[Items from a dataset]
* begin *
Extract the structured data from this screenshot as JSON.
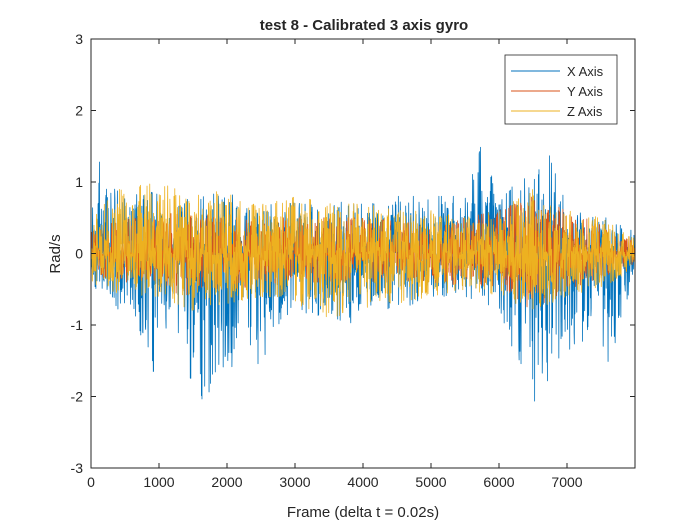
{
  "chart_data": {
    "type": "line",
    "title": "test 8 - Calibrated 3 axis gyro",
    "xlabel": "Frame (delta t = 0.02s)",
    "ylabel": "Rad/s",
    "xlim": [
      0,
      8000
    ],
    "ylim": [
      -3,
      3
    ],
    "xticks": [
      0,
      1000,
      2000,
      3000,
      4000,
      5000,
      6000,
      7000
    ],
    "yticks": [
      -3,
      -2,
      -1,
      0,
      1,
      2,
      3
    ],
    "xtick_labels": [
      "0",
      "1000",
      "2000",
      "3000",
      "4000",
      "5000",
      "6000",
      "7000"
    ],
    "ytick_labels": [
      "-3",
      "-2",
      "-1",
      "0",
      "1",
      "2",
      "3"
    ],
    "grid": false,
    "legend_position": "top-right",
    "num_frames": 8000,
    "series": [
      {
        "name": "X Axis",
        "color": "#0072BD",
        "envelope": [
          {
            "frame": 0,
            "min": -0.3,
            "max": 0.5
          },
          {
            "frame": 100,
            "min": -0.6,
            "max": 1.4
          },
          {
            "frame": 200,
            "min": -0.5,
            "max": 0.9
          },
          {
            "frame": 400,
            "min": -0.8,
            "max": 0.9
          },
          {
            "frame": 600,
            "min": -0.7,
            "max": 0.8
          },
          {
            "frame": 900,
            "min": -1.7,
            "max": 0.9
          },
          {
            "frame": 1200,
            "min": -0.8,
            "max": 0.6
          },
          {
            "frame": 1350,
            "min": -1.9,
            "max": 0.7
          },
          {
            "frame": 1600,
            "min": -2.3,
            "max": 0.9
          },
          {
            "frame": 1900,
            "min": -1.5,
            "max": 0.8
          },
          {
            "frame": 2000,
            "min": -1.8,
            "max": 0.9
          },
          {
            "frame": 2200,
            "min": -1.2,
            "max": 0.7
          },
          {
            "frame": 2500,
            "min": -1.6,
            "max": 0.6
          },
          {
            "frame": 2800,
            "min": -0.9,
            "max": 0.8
          },
          {
            "frame": 3000,
            "min": -0.8,
            "max": 0.7
          },
          {
            "frame": 3500,
            "min": -0.9,
            "max": 0.7
          },
          {
            "frame": 3800,
            "min": -1.0,
            "max": 0.8
          },
          {
            "frame": 4000,
            "min": -0.7,
            "max": 0.7
          },
          {
            "frame": 4500,
            "min": -0.8,
            "max": 0.8
          },
          {
            "frame": 5000,
            "min": -0.6,
            "max": 0.8
          },
          {
            "frame": 5500,
            "min": -0.6,
            "max": 0.8
          },
          {
            "frame": 5800,
            "min": -0.7,
            "max": 1.8
          },
          {
            "frame": 6000,
            "min": -0.9,
            "max": 0.8
          },
          {
            "frame": 6300,
            "min": -1.6,
            "max": 1.1
          },
          {
            "frame": 6500,
            "min": -2.1,
            "max": 1.2
          },
          {
            "frame": 6700,
            "min": -1.8,
            "max": 1.5
          },
          {
            "frame": 6900,
            "min": -1.5,
            "max": 0.9
          },
          {
            "frame": 7100,
            "min": -1.4,
            "max": 0.6
          },
          {
            "frame": 7400,
            "min": -1.0,
            "max": 0.5
          },
          {
            "frame": 7600,
            "min": -1.6,
            "max": 0.5
          },
          {
            "frame": 8000,
            "min": -0.3,
            "max": 0.3
          }
        ]
      },
      {
        "name": "Y Axis",
        "color": "#D95319",
        "envelope": [
          {
            "frame": 0,
            "min": -0.3,
            "max": 0.3
          },
          {
            "frame": 500,
            "min": -0.4,
            "max": 0.5
          },
          {
            "frame": 1000,
            "min": -0.4,
            "max": 0.5
          },
          {
            "frame": 1300,
            "min": -0.6,
            "max": 0.6
          },
          {
            "frame": 2000,
            "min": -0.5,
            "max": 0.5
          },
          {
            "frame": 3000,
            "min": -0.4,
            "max": 0.5
          },
          {
            "frame": 4000,
            "min": -0.4,
            "max": 0.5
          },
          {
            "frame": 5000,
            "min": -0.4,
            "max": 0.4
          },
          {
            "frame": 6000,
            "min": -0.5,
            "max": 0.6
          },
          {
            "frame": 6500,
            "min": -0.8,
            "max": 0.8
          },
          {
            "frame": 7000,
            "min": -0.5,
            "max": 0.6
          },
          {
            "frame": 8000,
            "min": -0.2,
            "max": 0.2
          }
        ]
      },
      {
        "name": "Z Axis",
        "color": "#EDB120",
        "envelope": [
          {
            "frame": 0,
            "min": -0.4,
            "max": 0.5
          },
          {
            "frame": 400,
            "min": -0.6,
            "max": 0.9
          },
          {
            "frame": 1000,
            "min": -0.6,
            "max": 1.0
          },
          {
            "frame": 1500,
            "min": -0.8,
            "max": 0.8
          },
          {
            "frame": 2000,
            "min": -0.7,
            "max": 0.9
          },
          {
            "frame": 2500,
            "min": -0.6,
            "max": 0.7
          },
          {
            "frame": 3000,
            "min": -0.7,
            "max": 0.8
          },
          {
            "frame": 3500,
            "min": -0.9,
            "max": 0.7
          },
          {
            "frame": 4000,
            "min": -0.8,
            "max": 0.7
          },
          {
            "frame": 4500,
            "min": -0.7,
            "max": 0.6
          },
          {
            "frame": 5000,
            "min": -0.6,
            "max": 0.6
          },
          {
            "frame": 5500,
            "min": -0.5,
            "max": 0.5
          },
          {
            "frame": 6000,
            "min": -0.6,
            "max": 0.6
          },
          {
            "frame": 6500,
            "min": -0.8,
            "max": 0.9
          },
          {
            "frame": 7000,
            "min": -0.6,
            "max": 0.6
          },
          {
            "frame": 7500,
            "min": -0.5,
            "max": 0.5
          },
          {
            "frame": 8000,
            "min": -0.2,
            "max": 0.2
          }
        ]
      }
    ]
  }
}
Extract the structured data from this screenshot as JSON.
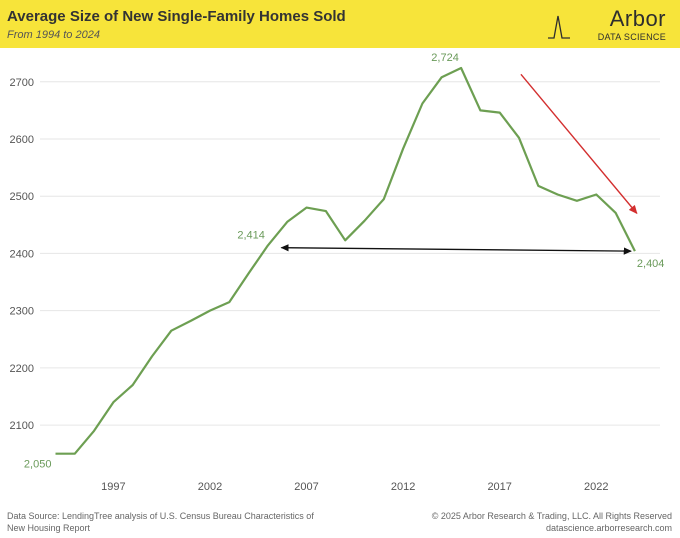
* end *
The request: Excluding the pictures, reproduce every entry exactly as given.

Exercise answer:
Extract the structured data from this screenshot as JSON.
{
  "chart_data": {
    "type": "line",
    "title": "test 8 - Calibrated 3 axis gyro",
    "xlabel": "Frame (delta t = 0.02s)",
    "ylabel": "Rad/s",
    "xlim": [
      0,
      8000
    ],
    "ylim": [
      -3,
      3
    ],
    "xticks": [
      0,
      1000,
      2000,
      3000,
      4000,
      5000,
      6000,
      7000
    ],
    "yticks": [
      -3,
      -2,
      -1,
      0,
      1,
      2,
      3
    ],
    "xtick_labels": [
      "0",
      "1000",
      "2000",
      "3000",
      "4000",
      "5000",
      "6000",
      "7000"
    ],
    "ytick_labels": [
      "-3",
      "-2",
      "-1",
      "0",
      "1",
      "2",
      "3"
    ],
    "grid": false,
    "legend_position": "top-right",
    "num_frames": 8000,
    "series": [
      {
        "name": "X Axis",
        "color": "#0072BD",
        "envelope": [
          {
            "frame": 0,
            "min": -0.3,
            "max": 0.5
          },
          {
            "frame": 100,
            "min": -0.6,
            "max": 1.4
          },
          {
            "frame": 200,
            "min": -0.5,
            "max": 0.9
          },
          {
            "frame": 400,
            "min": -0.8,
            "max": 0.9
          },
          {
            "frame": 600,
            "min": -0.7,
            "max": 0.8
          },
          {
            "frame": 900,
            "min": -1.7,
            "max": 0.9
          },
          {
            "frame": 1200,
            "min": -0.8,
            "max": 0.6
          },
          {
            "frame": 1350,
            "min": -1.9,
            "max": 0.7
          },
          {
            "frame": 1600,
            "min": -2.3,
            "max": 0.9
          },
          {
            "frame": 1900,
            "min": -1.5,
            "max": 0.8
          },
          {
            "frame": 2000,
            "min": -1.8,
            "max": 0.9
          },
          {
            "frame": 2200,
            "min": -1.2,
            "max": 0.7
          },
          {
            "frame": 2500,
            "min": -1.6,
            "max": 0.6
          },
          {
            "frame": 2800,
            "min": -0.9,
            "max": 0.8
          },
          {
            "frame": 3000,
            "min": -0.8,
            "max": 0.7
          },
          {
            "frame": 3500,
            "min": -0.9,
            "max": 0.7
          },
          {
            "frame": 3800,
            "min": -1.0,
            "max": 0.8
          },
          {
            "frame": 4000,
            "min": -0.7,
            "max": 0.7
          },
          {
            "frame": 4500,
            "min": -0.8,
            "max": 0.8
          },
          {
            "frame": 5000,
            "min": -0.6,
            "max": 0.8
          },
          {
            "frame": 5500,
            "min": -0.6,
            "max": 0.8
          },
          {
            "frame": 5800,
            "min": -0.7,
            "max": 1.8
          },
          {
            "frame": 6000,
            "min": -0.9,
            "max": 0.8
          },
          {
            "frame": 6300,
            "min": -1.6,
            "max": 1.1
          },
          {
            "frame": 6500,
            "min": -2.1,
            "max": 1.2
          },
          {
            "frame": 6700,
            "min": -1.8,
            "max": 1.5
          },
          {
            "frame": 6900,
            "min": -1.5,
            "max": 0.9
          },
          {
            "frame": 7100,
            "min": -1.4,
            "max": 0.6
          },
          {
            "frame": 7400,
            "min": -1.0,
            "max": 0.5
          },
          {
            "frame": 7600,
            "min": -1.6,
            "max": 0.5
          },
          {
            "frame": 8000,
            "min": -0.3,
            "max": 0.3
          }
        ]
      },
      {
        "name": "Y Axis",
        "color": "#D95319",
        "envelope": [
          {
            "frame": 0,
            "min": -0.3,
            "max": 0.3
          },
          {
            "frame": 500,
            "min": -0.4,
            "max": 0.5
          },
          {
            "frame": 1000,
            "min": -0.4,
            "max": 0.5
          },
          {
            "frame": 1300,
            "min": -0.6,
            "max": 0.6
          },
          {
            "frame": 2000,
            "min": -0.5,
            "max": 0.5
          },
          {
            "frame": 3000,
            "min": -0.4,
            "max": 0.5
          },
          {
            "frame": 4000,
            "min": -0.4,
            "max": 0.5
          },
          {
            "frame": 5000,
            "min": -0.4,
            "max": 0.4
          },
          {
            "frame": 6000,
            "min": -0.5,
            "max": 0.6
          },
          {
            "frame": 6500,
            "min": -0.8,
            "max": 0.8
          },
          {
            "frame": 7000,
            "min": -0.5,
            "max": 0.6
          },
          {
            "frame": 8000,
            "min": -0.2,
            "max": 0.2
          }
        ]
      },
      {
        "name": "Z Axis",
        "color": "#EDB120",
        "envelope": [
          {
            "frame": 0,
            "min": -0.4,
            "max": 0.5
          },
          {
            "frame": 400,
            "min": -0.6,
            "max": 0.9
          },
          {
            "frame": 1000,
            "min": -0.6,
            "max": 1.0
          },
          {
            "frame": 1500,
            "min": -0.8,
            "max": 0.8
          },
          {
            "frame": 2000,
            "min": -0.7,
            "max": 0.9
          },
          {
            "frame": 2500,
            "min": -0.6,
            "max": 0.7
          },
          {
            "frame": 3000,
            "min": -0.7,
            "max": 0.8
          },
          {
            "frame": 3500,
            "min": -0.9,
            "max": 0.7
          },
          {
            "frame": 4000,
            "min": -0.8,
            "max": 0.7
          },
          {
            "frame": 4500,
            "min": -0.7,
            "max": 0.6
          },
          {
            "frame": 5000,
            "min": -0.6,
            "max": 0.6
          },
          {
            "frame": 5500,
            "min": -0.5,
            "max": 0.5
          },
          {
            "frame": 6000,
            "min": -0.6,
            "max": 0.6
          },
          {
            "frame": 6500,
            "min": -0.8,
            "max": 0.9
          },
          {
            "frame": 7000,
            "min": -0.6,
            "max": 0.6
          },
          {
            "frame": 7500,
            "min": -0.5,
            "max": 0.5
          },
          {
            "frame": 8000,
            "min": -0.2,
            "max": 0.2
          }
        ]
      }
    ]
  }
}
Extract the structured data from this screenshot as JSON.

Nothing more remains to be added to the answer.